[Dataset items]

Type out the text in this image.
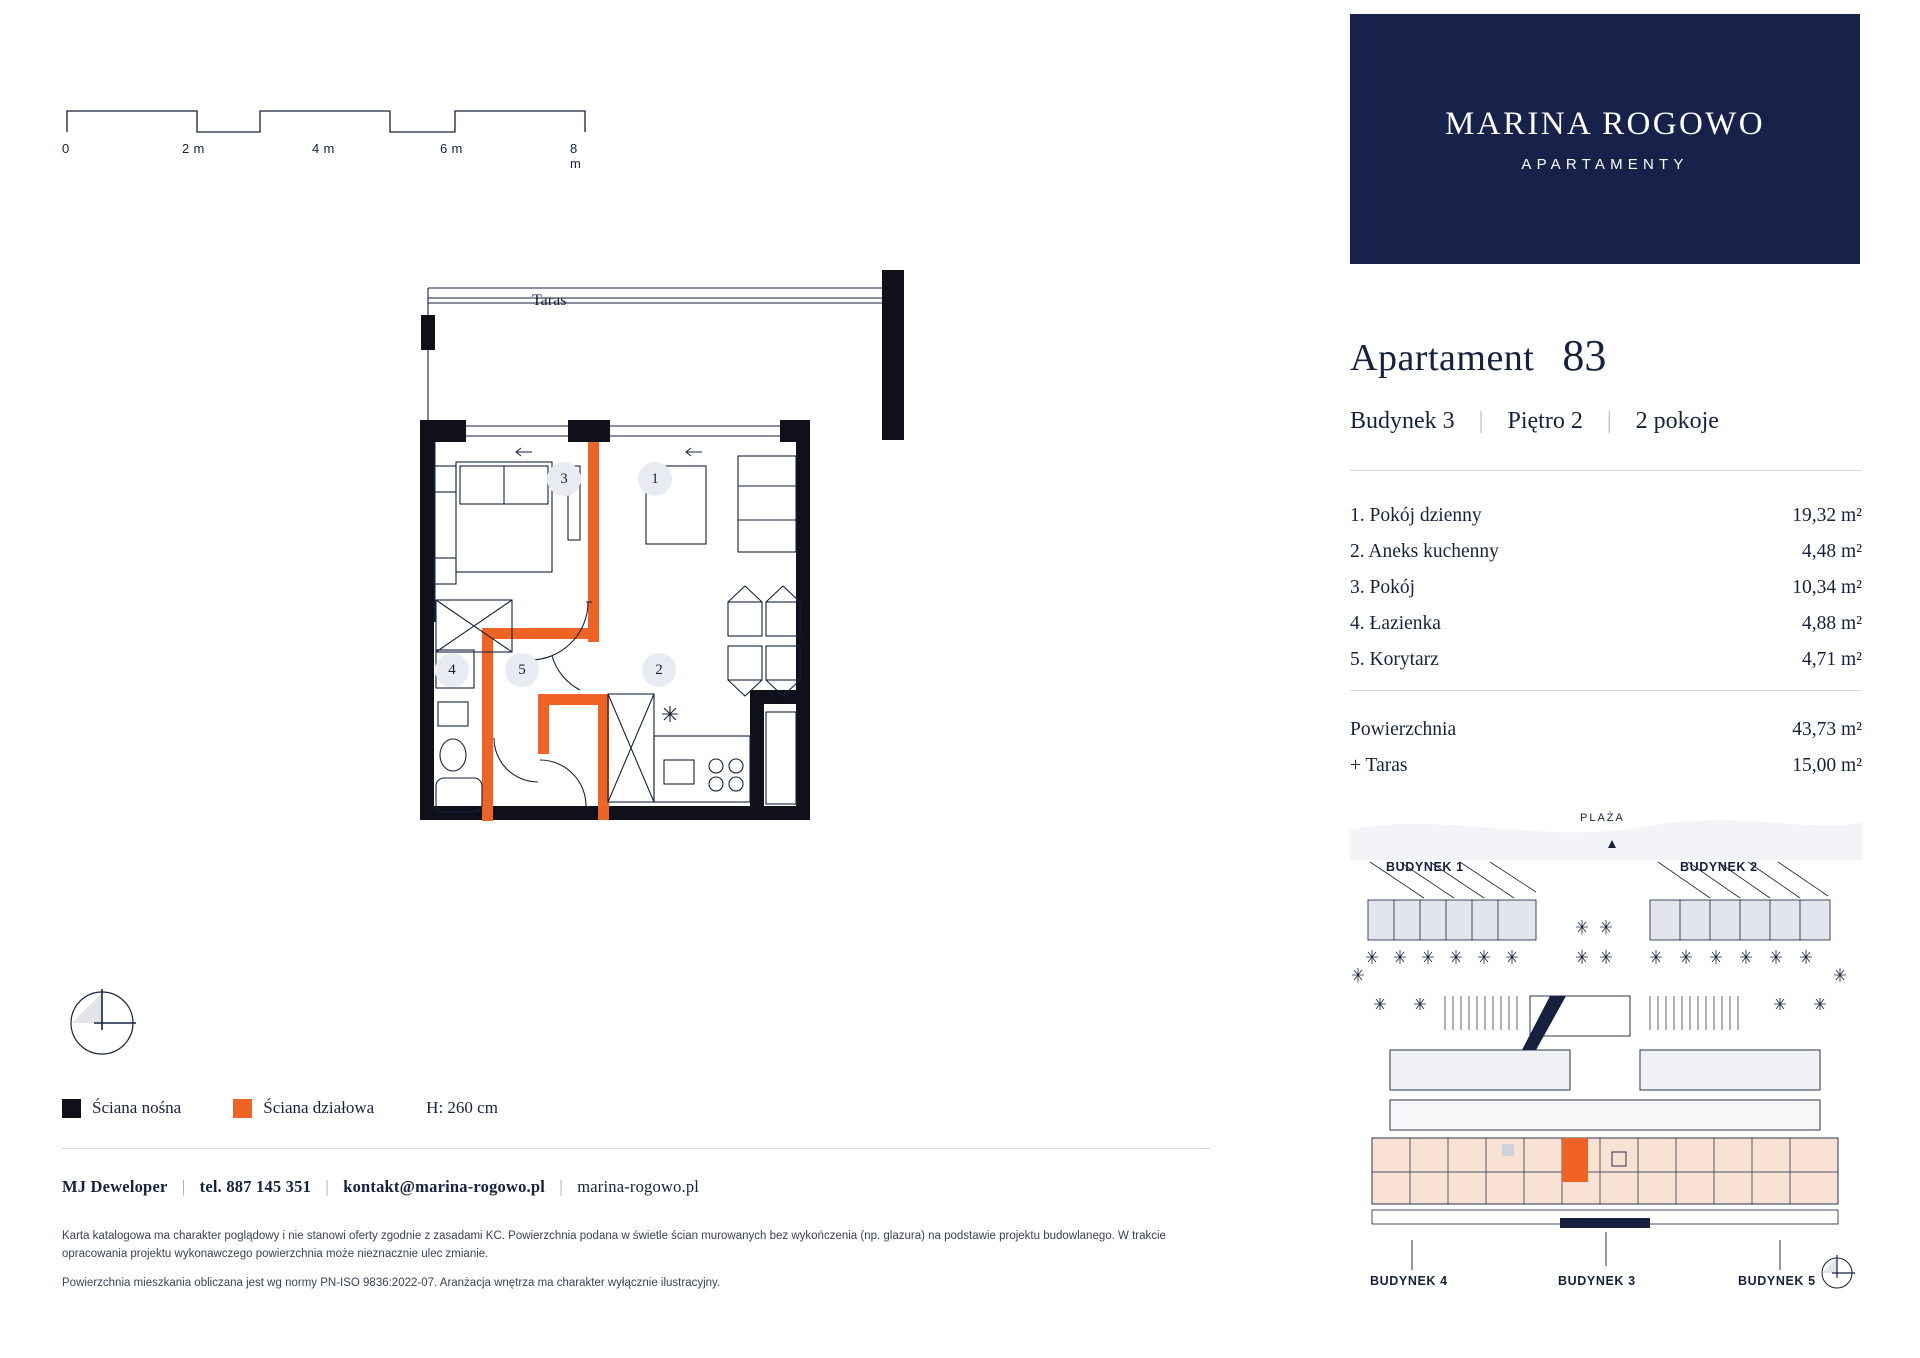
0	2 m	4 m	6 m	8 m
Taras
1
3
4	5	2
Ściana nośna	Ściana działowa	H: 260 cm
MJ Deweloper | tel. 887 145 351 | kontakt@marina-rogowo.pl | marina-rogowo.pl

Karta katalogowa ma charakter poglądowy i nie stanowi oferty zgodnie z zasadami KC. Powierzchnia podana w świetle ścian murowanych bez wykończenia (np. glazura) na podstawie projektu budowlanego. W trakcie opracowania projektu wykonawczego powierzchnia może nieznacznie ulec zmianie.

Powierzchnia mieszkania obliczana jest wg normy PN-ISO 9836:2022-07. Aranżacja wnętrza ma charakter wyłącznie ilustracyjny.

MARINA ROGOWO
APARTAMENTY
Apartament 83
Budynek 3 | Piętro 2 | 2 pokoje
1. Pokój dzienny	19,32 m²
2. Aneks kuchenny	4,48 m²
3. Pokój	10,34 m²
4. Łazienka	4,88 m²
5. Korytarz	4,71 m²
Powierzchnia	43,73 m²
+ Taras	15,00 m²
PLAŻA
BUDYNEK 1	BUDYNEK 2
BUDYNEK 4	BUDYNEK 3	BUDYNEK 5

§ SHORT PROBLEM
Quote the full listing above word for word; exclude every picture from the copy.

§ RESULT OF THIS EXERCISE
Type out the text in this image.
0	2 m	4 m	6 m	8 m
Taras
1
3
4	5	2
Ściana nośna	Ściana działowa	H: 260 cm
MJ Deweloper | tel. 887 145 351 | kontakt@marina-rogowo.pl | marina-rogowo.pl

Karta katalogowa ma charakter poglądowy i nie stanowi oferty zgodnie z zasadami KC. Powierzchnia podana w świetle ścian murowanych bez wykończenia (np. glazura) na podstawie projektu budowlanego. W trakcie opracowania projektu wykonawczego powierzchnia może nieznacznie ulec zmianie.

Powierzchnia mieszkania obliczana jest wg normy PN-ISO 9836:2022-07. Aranżacja wnętrza ma charakter wyłącznie ilustracyjny.

MARINA ROGOWO
APARTAMENTY
Apartament 83
Budynek 3 | Piętro 2 | 2 pokoje
1. Pokój dzienny	19,32 m²
2. Aneks kuchenny	4,48 m²
3. Pokój	10,34 m²
4. Łazienka	4,88 m²
5. Korytarz	4,71 m²
Powierzchnia	43,73 m²
+ Taras	15,00 m²
PLAŻA
BUDYNEK 1	BUDYNEK 2
BUDYNEK 4	BUDYNEK 3	BUDYNEK 5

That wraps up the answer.